* Task directions: Pick out all lines in the listing holding the string "ISRAEL" and copy them.

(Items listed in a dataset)
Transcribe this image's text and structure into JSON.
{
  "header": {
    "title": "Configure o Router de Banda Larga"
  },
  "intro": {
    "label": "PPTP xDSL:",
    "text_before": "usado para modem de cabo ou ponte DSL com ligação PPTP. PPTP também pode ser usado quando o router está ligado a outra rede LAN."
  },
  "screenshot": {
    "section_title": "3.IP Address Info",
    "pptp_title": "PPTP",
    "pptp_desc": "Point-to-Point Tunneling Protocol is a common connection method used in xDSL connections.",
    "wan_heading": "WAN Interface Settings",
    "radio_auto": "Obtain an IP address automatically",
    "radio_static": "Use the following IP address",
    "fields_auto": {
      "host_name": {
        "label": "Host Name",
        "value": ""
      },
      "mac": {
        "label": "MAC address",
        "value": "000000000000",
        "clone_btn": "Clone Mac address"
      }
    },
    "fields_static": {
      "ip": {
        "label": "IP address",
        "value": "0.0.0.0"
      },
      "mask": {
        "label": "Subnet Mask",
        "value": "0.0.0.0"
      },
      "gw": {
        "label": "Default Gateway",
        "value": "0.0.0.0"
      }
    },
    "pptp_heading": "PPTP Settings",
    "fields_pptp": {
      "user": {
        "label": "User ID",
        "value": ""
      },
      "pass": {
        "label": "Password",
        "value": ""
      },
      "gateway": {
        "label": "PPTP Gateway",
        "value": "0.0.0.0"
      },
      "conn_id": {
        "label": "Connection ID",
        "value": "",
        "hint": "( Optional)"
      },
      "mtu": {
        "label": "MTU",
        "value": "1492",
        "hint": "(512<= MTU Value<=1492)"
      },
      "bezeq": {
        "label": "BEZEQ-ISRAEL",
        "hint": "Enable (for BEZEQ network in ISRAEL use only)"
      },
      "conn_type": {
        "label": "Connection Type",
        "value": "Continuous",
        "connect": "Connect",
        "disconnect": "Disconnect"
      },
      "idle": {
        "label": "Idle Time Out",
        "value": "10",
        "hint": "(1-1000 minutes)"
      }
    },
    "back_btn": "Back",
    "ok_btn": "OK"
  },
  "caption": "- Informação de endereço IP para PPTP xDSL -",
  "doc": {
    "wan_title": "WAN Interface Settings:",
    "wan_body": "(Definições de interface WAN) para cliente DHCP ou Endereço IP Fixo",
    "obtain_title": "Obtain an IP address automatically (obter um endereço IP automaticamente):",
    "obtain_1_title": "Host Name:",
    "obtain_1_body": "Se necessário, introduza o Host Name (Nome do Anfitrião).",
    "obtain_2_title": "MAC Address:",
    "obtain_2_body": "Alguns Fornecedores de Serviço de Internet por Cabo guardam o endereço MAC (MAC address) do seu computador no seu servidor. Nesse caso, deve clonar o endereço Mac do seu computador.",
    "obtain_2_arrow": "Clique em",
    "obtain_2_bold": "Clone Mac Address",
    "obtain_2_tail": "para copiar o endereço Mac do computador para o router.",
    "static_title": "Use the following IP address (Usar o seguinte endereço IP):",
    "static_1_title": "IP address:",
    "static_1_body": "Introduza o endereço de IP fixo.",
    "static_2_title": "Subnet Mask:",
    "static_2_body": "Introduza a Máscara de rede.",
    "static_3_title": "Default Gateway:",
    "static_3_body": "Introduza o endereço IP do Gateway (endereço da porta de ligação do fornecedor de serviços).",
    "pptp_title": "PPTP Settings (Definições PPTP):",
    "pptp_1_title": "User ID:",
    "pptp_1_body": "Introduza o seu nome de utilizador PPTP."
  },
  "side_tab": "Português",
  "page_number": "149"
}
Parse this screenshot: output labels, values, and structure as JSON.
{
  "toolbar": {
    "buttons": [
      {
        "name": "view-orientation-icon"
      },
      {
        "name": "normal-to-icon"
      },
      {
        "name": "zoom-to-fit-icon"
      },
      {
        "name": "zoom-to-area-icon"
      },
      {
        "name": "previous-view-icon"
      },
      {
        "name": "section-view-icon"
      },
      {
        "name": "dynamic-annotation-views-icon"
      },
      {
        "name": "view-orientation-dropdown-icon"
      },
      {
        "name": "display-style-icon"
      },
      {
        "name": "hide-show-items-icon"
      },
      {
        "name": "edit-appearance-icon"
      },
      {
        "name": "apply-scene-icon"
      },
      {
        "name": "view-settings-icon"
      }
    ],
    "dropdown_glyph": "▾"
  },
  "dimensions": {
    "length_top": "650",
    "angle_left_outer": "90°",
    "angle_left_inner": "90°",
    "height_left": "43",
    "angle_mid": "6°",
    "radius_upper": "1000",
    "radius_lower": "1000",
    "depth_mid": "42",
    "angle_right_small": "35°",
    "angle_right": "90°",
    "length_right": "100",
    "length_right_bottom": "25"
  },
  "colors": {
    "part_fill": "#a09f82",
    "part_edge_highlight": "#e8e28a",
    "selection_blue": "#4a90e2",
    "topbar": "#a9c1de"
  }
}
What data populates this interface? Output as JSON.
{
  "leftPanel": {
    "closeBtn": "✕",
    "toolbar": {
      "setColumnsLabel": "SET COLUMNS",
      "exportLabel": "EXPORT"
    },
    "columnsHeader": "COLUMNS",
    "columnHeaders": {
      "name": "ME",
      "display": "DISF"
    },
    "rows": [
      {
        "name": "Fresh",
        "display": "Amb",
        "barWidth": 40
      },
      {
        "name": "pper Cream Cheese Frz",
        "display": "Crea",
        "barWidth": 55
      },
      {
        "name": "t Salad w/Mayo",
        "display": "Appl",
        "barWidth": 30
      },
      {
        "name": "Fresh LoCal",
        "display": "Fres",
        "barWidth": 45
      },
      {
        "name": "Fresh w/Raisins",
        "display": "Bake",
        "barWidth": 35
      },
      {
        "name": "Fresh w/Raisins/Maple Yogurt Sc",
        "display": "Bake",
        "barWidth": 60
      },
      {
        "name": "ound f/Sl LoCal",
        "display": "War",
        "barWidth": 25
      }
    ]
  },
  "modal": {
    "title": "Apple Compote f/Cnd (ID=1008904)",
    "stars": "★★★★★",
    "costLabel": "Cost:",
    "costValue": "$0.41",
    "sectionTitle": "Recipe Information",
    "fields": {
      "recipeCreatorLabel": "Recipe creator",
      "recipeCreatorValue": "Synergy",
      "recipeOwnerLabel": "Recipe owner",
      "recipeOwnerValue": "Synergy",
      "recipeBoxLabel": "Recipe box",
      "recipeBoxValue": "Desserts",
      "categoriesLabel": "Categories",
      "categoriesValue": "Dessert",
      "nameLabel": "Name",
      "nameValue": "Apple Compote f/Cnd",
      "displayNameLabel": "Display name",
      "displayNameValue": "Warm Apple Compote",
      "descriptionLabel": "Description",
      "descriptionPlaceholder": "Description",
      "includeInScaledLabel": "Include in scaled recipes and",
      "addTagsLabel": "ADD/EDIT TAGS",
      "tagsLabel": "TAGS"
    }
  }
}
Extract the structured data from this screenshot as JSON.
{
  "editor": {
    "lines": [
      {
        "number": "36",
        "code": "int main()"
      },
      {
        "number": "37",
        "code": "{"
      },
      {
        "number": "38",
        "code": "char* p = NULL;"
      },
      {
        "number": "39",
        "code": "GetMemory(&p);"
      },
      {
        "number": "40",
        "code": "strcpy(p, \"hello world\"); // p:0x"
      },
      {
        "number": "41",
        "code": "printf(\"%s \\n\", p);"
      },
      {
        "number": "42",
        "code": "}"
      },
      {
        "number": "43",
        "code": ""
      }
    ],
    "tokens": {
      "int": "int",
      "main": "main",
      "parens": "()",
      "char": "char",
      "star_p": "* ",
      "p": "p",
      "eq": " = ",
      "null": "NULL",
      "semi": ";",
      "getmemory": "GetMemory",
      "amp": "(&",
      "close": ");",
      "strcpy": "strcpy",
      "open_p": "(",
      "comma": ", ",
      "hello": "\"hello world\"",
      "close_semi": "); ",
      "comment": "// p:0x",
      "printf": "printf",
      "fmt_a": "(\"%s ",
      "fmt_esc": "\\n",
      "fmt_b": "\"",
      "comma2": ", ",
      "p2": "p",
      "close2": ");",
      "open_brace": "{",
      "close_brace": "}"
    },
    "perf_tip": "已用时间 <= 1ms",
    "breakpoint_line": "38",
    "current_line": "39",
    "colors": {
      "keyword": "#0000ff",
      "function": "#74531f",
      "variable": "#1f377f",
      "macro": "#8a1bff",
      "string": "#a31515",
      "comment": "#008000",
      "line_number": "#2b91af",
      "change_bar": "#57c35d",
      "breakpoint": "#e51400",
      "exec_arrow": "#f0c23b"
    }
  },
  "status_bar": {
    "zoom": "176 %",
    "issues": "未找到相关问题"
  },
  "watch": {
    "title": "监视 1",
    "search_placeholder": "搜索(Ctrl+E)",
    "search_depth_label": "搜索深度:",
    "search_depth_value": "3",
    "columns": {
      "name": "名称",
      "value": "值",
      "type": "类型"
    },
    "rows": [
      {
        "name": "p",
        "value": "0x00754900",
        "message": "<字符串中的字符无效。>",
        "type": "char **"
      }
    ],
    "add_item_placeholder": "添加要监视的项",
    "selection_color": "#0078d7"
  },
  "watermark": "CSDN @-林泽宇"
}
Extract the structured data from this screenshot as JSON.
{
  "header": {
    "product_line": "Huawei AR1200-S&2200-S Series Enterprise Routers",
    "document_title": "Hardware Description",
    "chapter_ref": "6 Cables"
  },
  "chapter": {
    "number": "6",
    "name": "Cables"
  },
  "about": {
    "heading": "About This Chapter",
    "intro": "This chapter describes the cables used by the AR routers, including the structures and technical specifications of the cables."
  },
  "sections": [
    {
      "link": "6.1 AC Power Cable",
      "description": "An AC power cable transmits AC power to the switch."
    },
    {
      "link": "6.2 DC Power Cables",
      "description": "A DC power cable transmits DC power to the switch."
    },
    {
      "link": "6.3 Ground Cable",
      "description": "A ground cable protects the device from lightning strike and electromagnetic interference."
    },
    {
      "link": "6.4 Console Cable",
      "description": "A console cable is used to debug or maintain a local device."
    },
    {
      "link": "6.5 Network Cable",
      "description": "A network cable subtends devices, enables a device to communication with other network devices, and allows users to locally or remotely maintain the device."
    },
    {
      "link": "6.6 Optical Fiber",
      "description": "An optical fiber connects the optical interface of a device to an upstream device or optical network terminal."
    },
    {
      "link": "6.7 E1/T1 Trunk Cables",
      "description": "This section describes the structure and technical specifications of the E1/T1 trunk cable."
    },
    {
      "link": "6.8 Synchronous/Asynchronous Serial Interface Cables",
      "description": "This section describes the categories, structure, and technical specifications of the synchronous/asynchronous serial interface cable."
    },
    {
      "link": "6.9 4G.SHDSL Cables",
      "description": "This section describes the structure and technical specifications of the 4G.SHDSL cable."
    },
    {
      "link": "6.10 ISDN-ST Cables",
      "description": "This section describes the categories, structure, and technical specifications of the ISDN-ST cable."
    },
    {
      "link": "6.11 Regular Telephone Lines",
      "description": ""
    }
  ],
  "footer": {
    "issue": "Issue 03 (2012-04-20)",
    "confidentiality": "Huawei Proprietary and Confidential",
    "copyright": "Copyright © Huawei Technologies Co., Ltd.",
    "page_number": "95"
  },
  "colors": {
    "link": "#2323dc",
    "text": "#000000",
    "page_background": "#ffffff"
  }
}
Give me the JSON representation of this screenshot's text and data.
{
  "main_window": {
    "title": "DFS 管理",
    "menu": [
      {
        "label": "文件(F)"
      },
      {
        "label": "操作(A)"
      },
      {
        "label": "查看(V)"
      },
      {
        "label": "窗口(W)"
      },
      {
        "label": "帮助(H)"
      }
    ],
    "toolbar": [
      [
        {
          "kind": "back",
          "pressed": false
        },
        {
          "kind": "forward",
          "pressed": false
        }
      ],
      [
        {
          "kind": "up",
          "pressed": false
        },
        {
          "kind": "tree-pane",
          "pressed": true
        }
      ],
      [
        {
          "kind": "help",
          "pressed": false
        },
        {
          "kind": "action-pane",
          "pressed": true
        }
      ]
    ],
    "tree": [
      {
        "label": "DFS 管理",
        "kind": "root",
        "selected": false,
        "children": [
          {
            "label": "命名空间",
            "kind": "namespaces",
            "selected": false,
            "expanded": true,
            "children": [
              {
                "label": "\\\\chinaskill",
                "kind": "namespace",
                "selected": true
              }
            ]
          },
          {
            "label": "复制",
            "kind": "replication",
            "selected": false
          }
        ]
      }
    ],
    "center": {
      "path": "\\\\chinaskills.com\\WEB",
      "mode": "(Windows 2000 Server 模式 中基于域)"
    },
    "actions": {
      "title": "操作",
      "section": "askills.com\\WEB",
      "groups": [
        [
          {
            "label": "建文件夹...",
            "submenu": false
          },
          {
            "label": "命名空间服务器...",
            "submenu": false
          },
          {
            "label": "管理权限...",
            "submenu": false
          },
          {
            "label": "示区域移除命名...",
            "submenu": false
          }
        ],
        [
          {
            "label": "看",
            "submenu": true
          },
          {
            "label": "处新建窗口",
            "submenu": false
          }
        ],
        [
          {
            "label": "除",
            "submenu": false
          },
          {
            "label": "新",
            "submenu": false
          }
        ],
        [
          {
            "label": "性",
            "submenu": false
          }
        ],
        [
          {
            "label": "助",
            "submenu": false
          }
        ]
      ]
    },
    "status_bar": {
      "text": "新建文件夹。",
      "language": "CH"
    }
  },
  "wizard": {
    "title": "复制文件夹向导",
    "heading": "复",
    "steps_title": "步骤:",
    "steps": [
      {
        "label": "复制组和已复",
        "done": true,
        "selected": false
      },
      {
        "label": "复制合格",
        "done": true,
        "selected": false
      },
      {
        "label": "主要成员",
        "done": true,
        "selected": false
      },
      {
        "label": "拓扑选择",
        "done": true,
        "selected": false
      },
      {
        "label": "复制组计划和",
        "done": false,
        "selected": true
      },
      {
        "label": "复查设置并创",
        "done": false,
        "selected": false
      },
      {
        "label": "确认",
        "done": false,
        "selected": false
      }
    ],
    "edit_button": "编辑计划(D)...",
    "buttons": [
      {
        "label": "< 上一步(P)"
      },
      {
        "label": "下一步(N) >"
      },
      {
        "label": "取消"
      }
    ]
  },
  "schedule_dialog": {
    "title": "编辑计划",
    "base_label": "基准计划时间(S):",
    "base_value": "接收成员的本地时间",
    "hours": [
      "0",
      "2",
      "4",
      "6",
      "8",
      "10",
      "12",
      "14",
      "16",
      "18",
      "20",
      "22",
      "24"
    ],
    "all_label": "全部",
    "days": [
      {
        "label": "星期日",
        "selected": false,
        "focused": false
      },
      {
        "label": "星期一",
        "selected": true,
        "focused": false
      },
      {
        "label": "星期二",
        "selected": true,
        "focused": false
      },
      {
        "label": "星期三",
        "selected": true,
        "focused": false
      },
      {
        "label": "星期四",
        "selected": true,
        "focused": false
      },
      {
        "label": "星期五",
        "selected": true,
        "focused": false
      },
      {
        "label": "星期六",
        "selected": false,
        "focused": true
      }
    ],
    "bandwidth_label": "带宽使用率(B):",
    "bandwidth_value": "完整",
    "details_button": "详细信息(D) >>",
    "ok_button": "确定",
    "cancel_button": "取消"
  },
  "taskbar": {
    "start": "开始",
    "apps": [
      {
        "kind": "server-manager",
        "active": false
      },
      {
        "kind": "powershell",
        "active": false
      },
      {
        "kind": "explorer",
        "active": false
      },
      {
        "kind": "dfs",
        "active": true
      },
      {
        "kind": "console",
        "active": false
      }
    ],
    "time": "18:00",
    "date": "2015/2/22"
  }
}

* Exercise solution:
        "label": "BEZEQ-ISRAEL",
        "hint": "Enable (for BEZEQ network in ISRAEL use only)"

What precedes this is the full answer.